Problem requirements: Please repeat every line of the listing below word for word, adding nothing and leaving nothing out.

Given data:
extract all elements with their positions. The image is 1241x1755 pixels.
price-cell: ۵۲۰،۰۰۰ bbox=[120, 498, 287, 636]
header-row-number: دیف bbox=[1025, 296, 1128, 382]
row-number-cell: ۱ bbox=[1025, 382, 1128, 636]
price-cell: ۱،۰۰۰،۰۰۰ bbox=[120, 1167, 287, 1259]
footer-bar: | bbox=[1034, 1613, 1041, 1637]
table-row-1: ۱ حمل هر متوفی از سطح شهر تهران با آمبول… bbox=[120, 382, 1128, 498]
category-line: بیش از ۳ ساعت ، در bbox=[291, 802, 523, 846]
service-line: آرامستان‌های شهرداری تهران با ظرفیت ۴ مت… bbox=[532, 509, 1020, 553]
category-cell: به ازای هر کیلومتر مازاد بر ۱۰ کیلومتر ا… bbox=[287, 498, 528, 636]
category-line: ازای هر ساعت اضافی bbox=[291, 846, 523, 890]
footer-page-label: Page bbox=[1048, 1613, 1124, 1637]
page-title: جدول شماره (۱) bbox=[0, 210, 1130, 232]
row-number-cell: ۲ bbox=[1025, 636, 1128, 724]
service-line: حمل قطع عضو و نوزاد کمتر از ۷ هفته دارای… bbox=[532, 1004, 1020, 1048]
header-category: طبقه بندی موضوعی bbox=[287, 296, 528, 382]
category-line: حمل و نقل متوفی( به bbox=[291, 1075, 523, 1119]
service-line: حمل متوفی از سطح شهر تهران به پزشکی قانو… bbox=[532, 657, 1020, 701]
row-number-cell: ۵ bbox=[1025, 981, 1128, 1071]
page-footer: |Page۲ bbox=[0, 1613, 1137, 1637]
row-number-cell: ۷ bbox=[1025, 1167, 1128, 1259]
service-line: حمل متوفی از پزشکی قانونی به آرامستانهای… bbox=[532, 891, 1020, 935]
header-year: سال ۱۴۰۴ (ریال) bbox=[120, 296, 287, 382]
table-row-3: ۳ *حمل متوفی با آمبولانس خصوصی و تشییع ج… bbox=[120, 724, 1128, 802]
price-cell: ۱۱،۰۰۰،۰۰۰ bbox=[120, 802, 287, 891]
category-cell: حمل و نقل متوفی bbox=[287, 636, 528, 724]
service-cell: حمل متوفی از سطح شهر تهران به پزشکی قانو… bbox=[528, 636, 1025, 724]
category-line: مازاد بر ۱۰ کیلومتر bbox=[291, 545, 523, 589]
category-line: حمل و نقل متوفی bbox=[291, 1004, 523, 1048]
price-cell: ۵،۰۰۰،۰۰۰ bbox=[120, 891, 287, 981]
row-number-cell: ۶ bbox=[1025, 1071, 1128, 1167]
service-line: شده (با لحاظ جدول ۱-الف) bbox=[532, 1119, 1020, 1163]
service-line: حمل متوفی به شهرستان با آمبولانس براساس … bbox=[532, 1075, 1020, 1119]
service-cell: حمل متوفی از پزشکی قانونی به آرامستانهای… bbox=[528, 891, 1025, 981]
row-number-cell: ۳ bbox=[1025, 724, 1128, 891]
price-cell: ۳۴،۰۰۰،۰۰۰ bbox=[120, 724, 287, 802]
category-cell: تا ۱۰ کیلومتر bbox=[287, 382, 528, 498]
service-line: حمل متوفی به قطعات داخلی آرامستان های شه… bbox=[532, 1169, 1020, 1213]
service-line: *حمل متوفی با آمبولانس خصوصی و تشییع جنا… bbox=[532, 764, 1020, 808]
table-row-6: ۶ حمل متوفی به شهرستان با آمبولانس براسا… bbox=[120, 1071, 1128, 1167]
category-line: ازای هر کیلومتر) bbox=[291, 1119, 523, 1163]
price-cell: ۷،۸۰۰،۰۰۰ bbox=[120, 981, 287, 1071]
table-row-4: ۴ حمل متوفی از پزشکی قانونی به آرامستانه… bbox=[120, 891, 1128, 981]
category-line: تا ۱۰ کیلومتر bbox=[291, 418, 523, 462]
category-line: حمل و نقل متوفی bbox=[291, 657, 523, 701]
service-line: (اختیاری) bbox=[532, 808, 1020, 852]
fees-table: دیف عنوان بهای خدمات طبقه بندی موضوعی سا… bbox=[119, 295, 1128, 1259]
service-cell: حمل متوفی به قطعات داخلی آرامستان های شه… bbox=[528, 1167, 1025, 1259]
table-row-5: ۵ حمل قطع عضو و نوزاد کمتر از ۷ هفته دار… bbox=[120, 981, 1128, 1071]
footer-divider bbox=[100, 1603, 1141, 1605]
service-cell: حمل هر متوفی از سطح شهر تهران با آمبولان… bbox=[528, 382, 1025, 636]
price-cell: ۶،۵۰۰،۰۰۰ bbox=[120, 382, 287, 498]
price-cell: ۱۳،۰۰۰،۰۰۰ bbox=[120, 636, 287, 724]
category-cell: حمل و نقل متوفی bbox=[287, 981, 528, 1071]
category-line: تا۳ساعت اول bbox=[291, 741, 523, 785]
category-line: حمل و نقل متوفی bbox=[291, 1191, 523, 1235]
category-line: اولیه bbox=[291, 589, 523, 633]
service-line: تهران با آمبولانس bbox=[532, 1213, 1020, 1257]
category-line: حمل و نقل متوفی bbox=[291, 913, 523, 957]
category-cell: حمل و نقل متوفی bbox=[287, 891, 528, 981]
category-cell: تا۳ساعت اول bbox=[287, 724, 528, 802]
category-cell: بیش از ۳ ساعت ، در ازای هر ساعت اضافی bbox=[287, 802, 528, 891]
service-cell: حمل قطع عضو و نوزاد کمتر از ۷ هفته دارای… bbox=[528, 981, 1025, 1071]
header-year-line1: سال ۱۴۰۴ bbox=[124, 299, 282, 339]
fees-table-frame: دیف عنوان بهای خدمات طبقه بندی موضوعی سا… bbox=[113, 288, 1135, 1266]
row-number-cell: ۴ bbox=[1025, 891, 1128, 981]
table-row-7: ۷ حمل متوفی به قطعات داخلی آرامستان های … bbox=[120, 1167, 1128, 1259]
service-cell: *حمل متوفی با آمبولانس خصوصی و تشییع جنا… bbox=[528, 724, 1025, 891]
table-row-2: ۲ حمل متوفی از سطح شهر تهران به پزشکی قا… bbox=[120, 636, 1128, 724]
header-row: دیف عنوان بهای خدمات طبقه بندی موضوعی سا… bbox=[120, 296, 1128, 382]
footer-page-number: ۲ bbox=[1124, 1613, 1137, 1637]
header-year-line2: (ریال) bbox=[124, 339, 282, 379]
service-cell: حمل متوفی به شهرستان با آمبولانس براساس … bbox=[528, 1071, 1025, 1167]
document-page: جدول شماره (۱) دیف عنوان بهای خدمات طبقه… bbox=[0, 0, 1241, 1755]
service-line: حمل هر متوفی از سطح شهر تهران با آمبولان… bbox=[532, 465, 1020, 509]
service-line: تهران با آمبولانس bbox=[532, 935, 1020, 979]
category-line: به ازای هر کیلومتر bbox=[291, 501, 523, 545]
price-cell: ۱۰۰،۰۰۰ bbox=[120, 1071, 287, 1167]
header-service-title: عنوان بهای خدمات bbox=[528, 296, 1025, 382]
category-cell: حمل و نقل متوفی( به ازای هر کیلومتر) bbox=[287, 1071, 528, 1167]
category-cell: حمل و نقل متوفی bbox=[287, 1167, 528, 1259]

Finished exercise:
extract all elements with their positions. The image is 1241x1755 pixels.
price-cell: ۵۲۰،۰۰۰ bbox=[120, 498, 287, 636]
header-row-number: دیف bbox=[1025, 296, 1128, 382]
row-number-cell: ۱ bbox=[1025, 382, 1128, 636]
price-cell: ۱،۰۰۰،۰۰۰ bbox=[120, 1167, 287, 1259]
footer-bar: | bbox=[1034, 1613, 1041, 1637]
table-row-1: ۱ حمل هر متوفی از سطح شهر تهران با آمبول… bbox=[120, 382, 1128, 498]
category-line: بیش از ۳ ساعت ، در bbox=[291, 802, 523, 846]
service-line: آرامستان‌های شهرداری تهران با ظرفیت ۴ مت… bbox=[532, 509, 1020, 553]
category-cell: به ازای هر کیلومتر مازاد بر ۱۰ کیلومتر ا… bbox=[287, 498, 528, 636]
category-line: ازای هر ساعت اضافی bbox=[291, 846, 523, 890]
footer-page-label: Page bbox=[1048, 1613, 1124, 1637]
page-title: جدول شماره (۱) bbox=[0, 210, 1130, 232]
row-number-cell: ۲ bbox=[1025, 636, 1128, 724]
service-line: حمل قطع عضو و نوزاد کمتر از ۷ هفته دارای… bbox=[532, 1004, 1020, 1048]
header-category: طبقه بندی موضوعی bbox=[287, 296, 528, 382]
category-line: حمل و نقل متوفی( به bbox=[291, 1075, 523, 1119]
service-line: حمل متوفی از سطح شهر تهران به پزشکی قانو… bbox=[532, 657, 1020, 701]
row-number-cell: ۵ bbox=[1025, 981, 1128, 1071]
page-footer: |Page۲ bbox=[0, 1613, 1137, 1637]
row-number-cell: ۷ bbox=[1025, 1167, 1128, 1259]
service-line: حمل متوفی از پزشکی قانونی به آرامستانهای… bbox=[532, 891, 1020, 935]
header-year: سال ۱۴۰۴ (ریال) bbox=[120, 296, 287, 382]
table-row-3: ۳ *حمل متوفی با آمبولانس خصوصی و تشییع ج… bbox=[120, 724, 1128, 802]
price-cell: ۱۱،۰۰۰،۰۰۰ bbox=[120, 802, 287, 891]
category-cell: حمل و نقل متوفی bbox=[287, 636, 528, 724]
service-cell: حمل متوفی از سطح شهر تهران به پزشکی قانو… bbox=[528, 636, 1025, 724]
category-line: مازاد بر ۱۰ کیلومتر bbox=[291, 545, 523, 589]
category-line: حمل و نقل متوفی bbox=[291, 1004, 523, 1048]
price-cell: ۵،۰۰۰،۰۰۰ bbox=[120, 891, 287, 981]
row-number-cell: ۶ bbox=[1025, 1071, 1128, 1167]
service-line: شده (با لحاظ جدول ۱-الف) bbox=[532, 1119, 1020, 1163]
service-line: حمل متوفی به شهرستان با آمبولانس براساس … bbox=[532, 1075, 1020, 1119]
service-cell: حمل متوفی از پزشکی قانونی به آرامستانهای… bbox=[528, 891, 1025, 981]
row-number-cell: ۳ bbox=[1025, 724, 1128, 891]
price-cell: ۳۴،۰۰۰،۰۰۰ bbox=[120, 724, 287, 802]
category-cell: تا ۱۰ کیلومتر bbox=[287, 382, 528, 498]
service-line: حمل متوفی به قطعات داخلی آرامستان های شه… bbox=[532, 1169, 1020, 1213]
service-line: *حمل متوفی با آمبولانس خصوصی و تشییع جنا… bbox=[532, 764, 1020, 808]
table-row-6: ۶ حمل متوفی به شهرستان با آمبولانس براسا… bbox=[120, 1071, 1128, 1167]
category-line: ازای هر کیلومتر) bbox=[291, 1119, 523, 1163]
price-cell: ۷،۸۰۰،۰۰۰ bbox=[120, 981, 287, 1071]
table-row-4: ۴ حمل متوفی از پزشکی قانونی به آرامستانه… bbox=[120, 891, 1128, 981]
category-line: تا ۱۰ کیلومتر bbox=[291, 418, 523, 462]
category-line: حمل و نقل متوفی bbox=[291, 657, 523, 701]
service-line: (اختیاری) bbox=[532, 808, 1020, 852]
fees-table: دیف عنوان بهای خدمات طبقه بندی موضوعی سا… bbox=[119, 295, 1128, 1259]
service-cell: حمل متوفی به قطعات داخلی آرامستان های شه… bbox=[528, 1167, 1025, 1259]
table-row-5: ۵ حمل قطع عضو و نوزاد کمتر از ۷ هفته دار… bbox=[120, 981, 1128, 1071]
footer-divider bbox=[100, 1603, 1141, 1605]
service-cell: حمل هر متوفی از سطح شهر تهران با آمبولان… bbox=[528, 382, 1025, 636]
price-cell: ۶،۵۰۰،۰۰۰ bbox=[120, 382, 287, 498]
price-cell: ۱۳،۰۰۰،۰۰۰ bbox=[120, 636, 287, 724]
category-cell: حمل و نقل متوفی bbox=[287, 981, 528, 1071]
category-line: تا۳ساعت اول bbox=[291, 741, 523, 785]
category-line: حمل و نقل متوفی bbox=[291, 1191, 523, 1235]
category-line: اولیه bbox=[291, 589, 523, 633]
service-line: تهران با آمبولانس bbox=[532, 1213, 1020, 1257]
category-line: حمل و نقل متوفی bbox=[291, 913, 523, 957]
category-cell: حمل و نقل متوفی bbox=[287, 891, 528, 981]
category-cell: تا۳ساعت اول bbox=[287, 724, 528, 802]
category-cell: بیش از ۳ ساعت ، در ازای هر ساعت اضافی bbox=[287, 802, 528, 891]
service-cell: حمل قطع عضو و نوزاد کمتر از ۷ هفته دارای… bbox=[528, 981, 1025, 1071]
header-year-line1: سال ۱۴۰۴ bbox=[124, 299, 282, 339]
fees-table-frame: دیف عنوان بهای خدمات طبقه بندی موضوعی سا… bbox=[113, 288, 1135, 1266]
row-number-cell: ۴ bbox=[1025, 891, 1128, 981]
table-row-7: ۷ حمل متوفی به قطعات داخلی آرامستان های … bbox=[120, 1167, 1128, 1259]
service-cell: *حمل متوفی با آمبولانس خصوصی و تشییع جنا… bbox=[528, 724, 1025, 891]
table-row-2: ۲ حمل متوفی از سطح شهر تهران به پزشکی قا… bbox=[120, 636, 1128, 724]
header-row: دیف عنوان بهای خدمات طبقه بندی موضوعی سا… bbox=[120, 296, 1128, 382]
footer-page-number: ۲ bbox=[1124, 1613, 1137, 1637]
header-year-line2: (ریال) bbox=[124, 339, 282, 379]
service-cell: حمل متوفی به شهرستان با آمبولانس براساس … bbox=[528, 1071, 1025, 1167]
document-page: جدول شماره (۱) دیف عنوان بهای خدمات طبقه… bbox=[0, 0, 1241, 1755]
service-line: حمل هر متوفی از سطح شهر تهران با آمبولان… bbox=[532, 465, 1020, 509]
service-line: تهران با آمبولانس bbox=[532, 935, 1020, 979]
category-line: به ازای هر کیلومتر bbox=[291, 501, 523, 545]
price-cell: ۱۰۰،۰۰۰ bbox=[120, 1071, 287, 1167]
header-service-title: عنوان بهای خدمات bbox=[528, 296, 1025, 382]
category-cell: حمل و نقل متوفی( به ازای هر کیلومتر) bbox=[287, 1071, 528, 1167]
category-cell: حمل و نقل متوفی bbox=[287, 1167, 528, 1259]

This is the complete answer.